(Records from a collection)
# # # # #

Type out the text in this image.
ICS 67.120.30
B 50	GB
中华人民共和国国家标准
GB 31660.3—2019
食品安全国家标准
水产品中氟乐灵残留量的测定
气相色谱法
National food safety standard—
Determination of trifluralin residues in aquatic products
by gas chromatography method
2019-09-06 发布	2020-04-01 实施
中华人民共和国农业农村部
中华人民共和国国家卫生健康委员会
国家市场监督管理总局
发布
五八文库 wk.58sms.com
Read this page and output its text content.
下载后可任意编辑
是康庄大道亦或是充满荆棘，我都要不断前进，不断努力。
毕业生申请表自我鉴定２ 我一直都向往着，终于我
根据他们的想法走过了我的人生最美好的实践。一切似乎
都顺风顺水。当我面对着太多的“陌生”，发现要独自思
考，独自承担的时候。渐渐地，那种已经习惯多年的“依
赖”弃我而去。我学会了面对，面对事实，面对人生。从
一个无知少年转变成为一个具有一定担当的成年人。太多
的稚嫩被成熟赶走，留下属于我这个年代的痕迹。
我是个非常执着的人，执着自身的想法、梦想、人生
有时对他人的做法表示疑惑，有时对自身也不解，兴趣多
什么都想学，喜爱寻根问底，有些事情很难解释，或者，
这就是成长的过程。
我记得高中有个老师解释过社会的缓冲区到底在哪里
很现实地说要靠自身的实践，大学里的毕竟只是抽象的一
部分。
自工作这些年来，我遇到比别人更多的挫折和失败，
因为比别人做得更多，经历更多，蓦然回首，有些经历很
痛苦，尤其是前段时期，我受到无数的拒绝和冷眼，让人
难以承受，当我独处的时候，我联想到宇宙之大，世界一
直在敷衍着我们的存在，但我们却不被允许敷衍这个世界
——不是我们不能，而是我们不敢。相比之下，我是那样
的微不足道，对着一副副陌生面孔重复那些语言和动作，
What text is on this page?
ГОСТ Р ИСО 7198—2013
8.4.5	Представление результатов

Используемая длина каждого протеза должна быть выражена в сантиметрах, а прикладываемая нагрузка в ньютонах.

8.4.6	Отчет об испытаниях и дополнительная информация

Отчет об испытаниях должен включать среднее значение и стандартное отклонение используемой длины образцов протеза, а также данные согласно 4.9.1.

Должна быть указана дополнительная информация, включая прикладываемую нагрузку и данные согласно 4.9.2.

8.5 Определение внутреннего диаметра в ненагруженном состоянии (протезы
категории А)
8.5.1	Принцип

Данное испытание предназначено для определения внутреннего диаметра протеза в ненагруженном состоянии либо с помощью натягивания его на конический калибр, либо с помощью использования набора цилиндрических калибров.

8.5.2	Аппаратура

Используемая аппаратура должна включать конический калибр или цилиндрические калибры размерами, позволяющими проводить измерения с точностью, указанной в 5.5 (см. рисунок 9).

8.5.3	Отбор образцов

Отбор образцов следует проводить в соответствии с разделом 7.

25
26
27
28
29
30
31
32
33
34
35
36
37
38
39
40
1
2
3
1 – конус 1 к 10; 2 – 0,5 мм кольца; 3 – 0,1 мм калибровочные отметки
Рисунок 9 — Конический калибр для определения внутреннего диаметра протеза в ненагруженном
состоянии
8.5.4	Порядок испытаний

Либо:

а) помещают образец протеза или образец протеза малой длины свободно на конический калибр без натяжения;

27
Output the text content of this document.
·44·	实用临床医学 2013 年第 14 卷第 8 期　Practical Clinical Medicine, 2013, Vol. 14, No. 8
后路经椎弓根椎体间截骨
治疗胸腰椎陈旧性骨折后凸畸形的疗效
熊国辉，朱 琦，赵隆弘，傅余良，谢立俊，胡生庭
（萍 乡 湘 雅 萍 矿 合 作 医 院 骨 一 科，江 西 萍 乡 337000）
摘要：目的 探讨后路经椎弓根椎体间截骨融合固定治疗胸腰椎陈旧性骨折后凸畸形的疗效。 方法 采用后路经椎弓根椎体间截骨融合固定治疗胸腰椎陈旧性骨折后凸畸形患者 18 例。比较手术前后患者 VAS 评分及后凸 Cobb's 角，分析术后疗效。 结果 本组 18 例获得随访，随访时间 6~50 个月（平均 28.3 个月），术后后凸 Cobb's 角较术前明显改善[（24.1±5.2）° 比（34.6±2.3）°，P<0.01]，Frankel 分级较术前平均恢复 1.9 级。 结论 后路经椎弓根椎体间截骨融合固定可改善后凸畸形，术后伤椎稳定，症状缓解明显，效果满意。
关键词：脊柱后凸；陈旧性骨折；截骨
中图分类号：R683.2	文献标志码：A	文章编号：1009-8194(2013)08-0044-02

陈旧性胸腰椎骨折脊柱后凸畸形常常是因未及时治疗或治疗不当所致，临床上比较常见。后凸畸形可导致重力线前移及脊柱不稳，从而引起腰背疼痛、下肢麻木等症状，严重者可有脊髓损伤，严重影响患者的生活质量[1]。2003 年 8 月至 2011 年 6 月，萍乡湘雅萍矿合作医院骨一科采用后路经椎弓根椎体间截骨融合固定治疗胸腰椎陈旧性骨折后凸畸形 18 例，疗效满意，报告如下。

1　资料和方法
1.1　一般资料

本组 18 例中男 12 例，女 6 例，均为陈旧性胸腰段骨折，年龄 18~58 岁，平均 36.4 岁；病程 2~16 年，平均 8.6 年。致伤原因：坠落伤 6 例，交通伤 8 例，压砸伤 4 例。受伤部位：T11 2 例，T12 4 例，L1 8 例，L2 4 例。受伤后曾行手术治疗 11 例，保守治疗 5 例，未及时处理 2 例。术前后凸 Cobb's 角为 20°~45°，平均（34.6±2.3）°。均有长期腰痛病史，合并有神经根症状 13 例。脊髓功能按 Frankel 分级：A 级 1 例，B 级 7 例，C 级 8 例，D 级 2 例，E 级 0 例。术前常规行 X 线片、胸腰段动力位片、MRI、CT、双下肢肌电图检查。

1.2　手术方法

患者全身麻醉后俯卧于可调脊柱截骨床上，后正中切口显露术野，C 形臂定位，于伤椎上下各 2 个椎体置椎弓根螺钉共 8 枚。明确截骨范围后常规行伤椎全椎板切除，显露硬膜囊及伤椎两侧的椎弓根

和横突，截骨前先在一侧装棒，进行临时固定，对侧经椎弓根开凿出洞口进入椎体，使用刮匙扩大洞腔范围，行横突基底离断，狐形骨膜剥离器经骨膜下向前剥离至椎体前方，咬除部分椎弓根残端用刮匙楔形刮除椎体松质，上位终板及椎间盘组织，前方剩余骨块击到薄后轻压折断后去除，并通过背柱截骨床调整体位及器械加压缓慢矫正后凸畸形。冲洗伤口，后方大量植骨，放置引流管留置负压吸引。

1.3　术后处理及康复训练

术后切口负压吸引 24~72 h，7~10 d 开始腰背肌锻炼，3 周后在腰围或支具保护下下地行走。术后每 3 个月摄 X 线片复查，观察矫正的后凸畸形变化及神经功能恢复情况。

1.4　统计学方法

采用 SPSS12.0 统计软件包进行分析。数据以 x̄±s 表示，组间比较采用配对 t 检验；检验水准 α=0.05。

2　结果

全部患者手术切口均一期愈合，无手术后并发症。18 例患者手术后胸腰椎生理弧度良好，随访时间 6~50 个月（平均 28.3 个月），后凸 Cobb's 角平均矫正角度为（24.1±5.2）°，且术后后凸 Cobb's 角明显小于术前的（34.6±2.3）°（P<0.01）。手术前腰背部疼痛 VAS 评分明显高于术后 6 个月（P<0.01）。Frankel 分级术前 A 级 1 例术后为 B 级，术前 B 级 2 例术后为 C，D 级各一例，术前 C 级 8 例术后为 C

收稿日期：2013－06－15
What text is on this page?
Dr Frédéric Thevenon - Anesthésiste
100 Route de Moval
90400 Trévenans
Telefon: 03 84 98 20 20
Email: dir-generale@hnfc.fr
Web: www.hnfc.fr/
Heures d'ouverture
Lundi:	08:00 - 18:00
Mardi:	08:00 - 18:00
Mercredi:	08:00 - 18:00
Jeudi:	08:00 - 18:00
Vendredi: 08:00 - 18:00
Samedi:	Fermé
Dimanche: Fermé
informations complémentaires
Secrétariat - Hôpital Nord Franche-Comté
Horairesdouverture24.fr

# # # # #

### Problem to work on
Within the listing above, copy each line that has the string "text".

### Task solution
Type out the text in this image.
Read this page and output its text content.
What text is on this page?
Output the text content of this document.
What text is on this page?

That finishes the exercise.